**YOUR TASK**: Print out every line, exactly as written.

**EXERCISE INPUTS**:
== == ==
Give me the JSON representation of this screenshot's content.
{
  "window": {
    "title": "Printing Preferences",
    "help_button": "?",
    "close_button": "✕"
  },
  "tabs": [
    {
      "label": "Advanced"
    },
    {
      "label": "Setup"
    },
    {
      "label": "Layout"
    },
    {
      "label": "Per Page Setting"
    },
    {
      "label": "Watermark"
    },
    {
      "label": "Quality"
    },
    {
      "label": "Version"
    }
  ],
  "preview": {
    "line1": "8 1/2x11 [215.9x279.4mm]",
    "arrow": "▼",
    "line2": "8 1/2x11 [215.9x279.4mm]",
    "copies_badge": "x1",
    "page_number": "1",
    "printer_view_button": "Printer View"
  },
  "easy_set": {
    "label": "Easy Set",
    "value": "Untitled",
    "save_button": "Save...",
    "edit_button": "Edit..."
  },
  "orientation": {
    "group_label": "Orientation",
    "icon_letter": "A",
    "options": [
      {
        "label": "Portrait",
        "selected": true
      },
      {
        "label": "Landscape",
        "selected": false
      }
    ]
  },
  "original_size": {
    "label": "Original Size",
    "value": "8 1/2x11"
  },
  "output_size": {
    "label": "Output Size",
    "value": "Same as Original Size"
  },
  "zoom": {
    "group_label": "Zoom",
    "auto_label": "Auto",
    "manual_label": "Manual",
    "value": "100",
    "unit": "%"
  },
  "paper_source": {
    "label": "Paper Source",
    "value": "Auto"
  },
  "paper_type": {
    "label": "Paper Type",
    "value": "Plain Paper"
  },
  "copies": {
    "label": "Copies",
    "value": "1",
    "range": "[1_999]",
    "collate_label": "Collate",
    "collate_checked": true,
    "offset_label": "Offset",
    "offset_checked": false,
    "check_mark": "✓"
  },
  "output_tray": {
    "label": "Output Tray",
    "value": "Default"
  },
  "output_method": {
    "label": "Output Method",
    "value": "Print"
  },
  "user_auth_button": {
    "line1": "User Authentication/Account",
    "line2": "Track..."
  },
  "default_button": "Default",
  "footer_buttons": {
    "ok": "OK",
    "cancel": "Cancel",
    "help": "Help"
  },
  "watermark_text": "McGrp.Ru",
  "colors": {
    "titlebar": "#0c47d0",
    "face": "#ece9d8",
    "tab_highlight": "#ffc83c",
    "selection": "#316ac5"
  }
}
== == ==
**SOLUTION BELOW**:
Give me the JSON representation of this screenshot's content.
{
  "window": {
    "title": "Printing Preferences",
    "help_button": "?",
    "close_button": "✕"
  },
  "tabs": [
    {
      "label": "Advanced"
    },
    {
      "label": "Setup"
    },
    {
      "label": "Layout"
    },
    {
      "label": "Per Page Setting"
    },
    {
      "label": "Watermark"
    },
    {
      "label": "Quality"
    },
    {
      "label": "Version"
    }
  ],
  "preview": {
    "line1": "8 1/2x11 [215.9x279.4mm]",
    "arrow": "▼",
    "line2": "8 1/2x11 [215.9x279.4mm]",
    "copies_badge": "x1",
    "page_number": "1",
    "printer_view_button": "Printer View"
  },
  "easy_set": {
    "label": "Easy Set",
    "value": "Untitled",
    "save_button": "Save...",
    "edit_button": "Edit..."
  },
  "orientation": {
    "group_label": "Orientation",
    "icon_letter": "A",
    "options": [
      {
        "label": "Portrait",
        "selected": true
      },
      {
        "label": "Landscape",
        "selected": false
      }
    ]
  },
  "original_size": {
    "label": "Original Size",
    "value": "8 1/2x11"
  },
  "output_size": {
    "label": "Output Size",
    "value": "Same as Original Size"
  },
  "zoom": {
    "group_label": "Zoom",
    "auto_label": "Auto",
    "manual_label": "Manual",
    "value": "100",
    "unit": "%"
  },
  "paper_source": {
    "label": "Paper Source",
    "value": "Auto"
  },
  "paper_type": {
    "label": "Paper Type",
    "value": "Plain Paper"
  },
  "copies": {
    "label": "Copies",
    "value": "1",
    "range": "[1_999]",
    "collate_label": "Collate",
    "collate_checked": true,
    "offset_label": "Offset",
    "offset_checked": false,
    "check_mark": "✓"
  },
  "output_tray": {
    "label": "Output Tray",
    "value": "Default"
  },
  "output_method": {
    "label": "Output Method",
    "value": "Print"
  },
  "user_auth_button": {
    "line1": "User Authentication/Account",
    "line2": "Track..."
  },
  "default_button": "Default",
  "footer_buttons": {
    "ok": "OK",
    "cancel": "Cancel",
    "help": "Help"
  },
  "watermark_text": "McGrp.Ru",
  "colors": {
    "titlebar": "#0c47d0",
    "face": "#ece9d8",
    "tab_highlight": "#ffc83c",
    "selection": "#316ac5"
  }
}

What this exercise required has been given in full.